╔══

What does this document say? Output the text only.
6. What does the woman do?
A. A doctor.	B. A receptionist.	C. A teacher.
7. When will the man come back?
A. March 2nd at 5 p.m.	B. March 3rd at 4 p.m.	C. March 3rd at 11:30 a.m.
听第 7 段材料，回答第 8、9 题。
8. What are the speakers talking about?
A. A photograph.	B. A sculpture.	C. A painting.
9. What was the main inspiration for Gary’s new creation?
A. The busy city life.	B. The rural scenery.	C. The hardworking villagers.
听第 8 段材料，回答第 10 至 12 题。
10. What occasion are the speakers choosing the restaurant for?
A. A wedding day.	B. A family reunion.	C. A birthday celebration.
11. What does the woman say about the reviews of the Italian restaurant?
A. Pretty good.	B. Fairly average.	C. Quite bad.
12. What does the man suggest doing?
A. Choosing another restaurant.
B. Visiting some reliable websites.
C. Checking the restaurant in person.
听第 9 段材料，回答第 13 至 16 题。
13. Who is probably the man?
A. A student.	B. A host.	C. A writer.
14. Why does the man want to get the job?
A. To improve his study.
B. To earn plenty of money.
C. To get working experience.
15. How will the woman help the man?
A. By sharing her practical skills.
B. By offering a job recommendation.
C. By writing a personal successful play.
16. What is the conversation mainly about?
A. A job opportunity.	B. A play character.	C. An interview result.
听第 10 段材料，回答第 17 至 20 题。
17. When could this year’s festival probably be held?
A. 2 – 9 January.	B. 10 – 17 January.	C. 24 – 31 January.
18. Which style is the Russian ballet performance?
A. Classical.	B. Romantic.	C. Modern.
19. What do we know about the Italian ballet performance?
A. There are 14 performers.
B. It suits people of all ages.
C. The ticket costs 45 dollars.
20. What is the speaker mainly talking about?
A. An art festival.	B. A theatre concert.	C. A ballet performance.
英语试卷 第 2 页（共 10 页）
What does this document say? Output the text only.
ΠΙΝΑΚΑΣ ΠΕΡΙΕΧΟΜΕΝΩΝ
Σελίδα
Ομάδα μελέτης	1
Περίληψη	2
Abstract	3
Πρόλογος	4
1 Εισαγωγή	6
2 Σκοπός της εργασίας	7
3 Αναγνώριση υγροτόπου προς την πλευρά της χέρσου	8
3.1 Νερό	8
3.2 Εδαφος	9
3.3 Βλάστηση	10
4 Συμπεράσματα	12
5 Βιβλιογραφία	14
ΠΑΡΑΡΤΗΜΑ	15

╚══

→ WHAT THE TASK REQUIRES: Return every line of the material exactly.

→ RESPONSE BELOW:
What does this document say? Output the text only.
6. What does the woman do?
A. A doctor.	B. A receptionist.	C. A teacher.
7. When will the man come back?
A. March 2nd at 5 p.m.	B. March 3rd at 4 p.m.	C. March 3rd at 11:30 a.m.
听第 7 段材料，回答第 8、9 题。
8. What are the speakers talking about?
A. A photograph.	B. A sculpture.	C. A painting.
9. What was the main inspiration for Gary’s new creation?
A. The busy city life.	B. The rural scenery.	C. The hardworking villagers.
听第 8 段材料，回答第 10 至 12 题。
10. What occasion are the speakers choosing the restaurant for?
A. A wedding day.	B. A family reunion.	C. A birthday celebration.
11. What does the woman say about the reviews of the Italian restaurant?
A. Pretty good.	B. Fairly average.	C. Quite bad.
12. What does the man suggest doing?
A. Choosing another restaurant.
B. Visiting some reliable websites.
C. Checking the restaurant in person.
听第 9 段材料，回答第 13 至 16 题。
13. Who is probably the man?
A. A student.	B. A host.	C. A writer.
14. Why does the man want to get the job?
A. To improve his study.
B. To earn plenty of money.
C. To get working experience.
15. How will the woman help the man?
A. By sharing her practical skills.
B. By offering a job recommendation.
C. By writing a personal successful play.
16. What is the conversation mainly about?
A. A job opportunity.	B. A play character.	C. An interview result.
听第 10 段材料，回答第 17 至 20 题。
17. When could this year’s festival probably be held?
A. 2 – 9 January.	B. 10 – 17 January.	C. 24 – 31 January.
18. Which style is the Russian ballet performance?
A. Classical.	B. Romantic.	C. Modern.
19. What do we know about the Italian ballet performance?
A. There are 14 performers.
B. It suits people of all ages.
C. The ticket costs 45 dollars.
20. What is the speaker mainly talking about?
A. An art festival.	B. A theatre concert.	C. A ballet performance.
英语试卷 第 2 页（共 10 页）
What does this document say? Output the text only.
ΠΙΝΑΚΑΣ ΠΕΡΙΕΧΟΜΕΝΩΝ
Σελίδα
Ομάδα μελέτης	1
Περίληψη	2
Abstract	3
Πρόλογος	4
1 Εισαγωγή	6
2 Σκοπός της εργασίας	7
3 Αναγνώριση υγροτόπου προς την πλευρά της χέρσου	8
3.1 Νερό	8
3.2 Εδαφος	9
3.3 Βλάστηση	10
4 Συμπεράσματα	12
5 Βιβλιογραφία	14
ΠΑΡΑΡΤΗΜΑ	15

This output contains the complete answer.